**MATERIAL PROVIDED:**
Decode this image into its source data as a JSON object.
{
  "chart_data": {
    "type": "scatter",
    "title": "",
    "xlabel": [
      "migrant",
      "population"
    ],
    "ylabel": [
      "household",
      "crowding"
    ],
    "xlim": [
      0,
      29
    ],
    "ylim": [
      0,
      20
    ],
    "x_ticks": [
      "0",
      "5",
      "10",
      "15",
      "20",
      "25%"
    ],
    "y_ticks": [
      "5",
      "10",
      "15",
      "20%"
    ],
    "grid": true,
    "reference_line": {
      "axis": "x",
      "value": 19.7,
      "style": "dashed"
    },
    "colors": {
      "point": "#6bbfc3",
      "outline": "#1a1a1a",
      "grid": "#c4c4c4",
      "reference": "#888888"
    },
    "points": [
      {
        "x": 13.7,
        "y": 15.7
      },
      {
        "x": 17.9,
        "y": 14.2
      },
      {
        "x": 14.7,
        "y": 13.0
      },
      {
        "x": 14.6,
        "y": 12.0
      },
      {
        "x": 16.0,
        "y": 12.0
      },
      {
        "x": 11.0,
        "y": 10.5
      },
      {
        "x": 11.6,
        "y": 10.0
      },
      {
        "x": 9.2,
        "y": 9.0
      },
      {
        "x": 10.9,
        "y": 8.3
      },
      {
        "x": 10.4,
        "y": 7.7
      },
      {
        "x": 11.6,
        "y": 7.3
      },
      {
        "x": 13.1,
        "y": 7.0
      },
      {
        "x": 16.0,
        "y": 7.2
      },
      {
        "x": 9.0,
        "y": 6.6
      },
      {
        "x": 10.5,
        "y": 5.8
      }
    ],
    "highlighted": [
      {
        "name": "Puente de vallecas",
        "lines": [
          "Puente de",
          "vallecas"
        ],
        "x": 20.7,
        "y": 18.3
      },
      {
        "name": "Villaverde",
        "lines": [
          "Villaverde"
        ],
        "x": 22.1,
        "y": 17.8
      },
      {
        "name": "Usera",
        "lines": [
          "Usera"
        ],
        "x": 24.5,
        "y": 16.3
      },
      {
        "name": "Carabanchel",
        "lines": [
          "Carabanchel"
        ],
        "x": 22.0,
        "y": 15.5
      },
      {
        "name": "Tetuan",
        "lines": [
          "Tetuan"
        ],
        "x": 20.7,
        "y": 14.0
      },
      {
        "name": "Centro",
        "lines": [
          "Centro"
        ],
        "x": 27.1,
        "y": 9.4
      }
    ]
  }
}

**EXERCISE TASK:** Find all lines holding the string "name" and copy them.

**COMPLETED TASK:**
        "name": "Puente de vallecas",
        "name": "Villaverde",
        "name": "Usera",
        "name": "Carabanchel",
        "name": "Tetuan",
        "name": "Centro",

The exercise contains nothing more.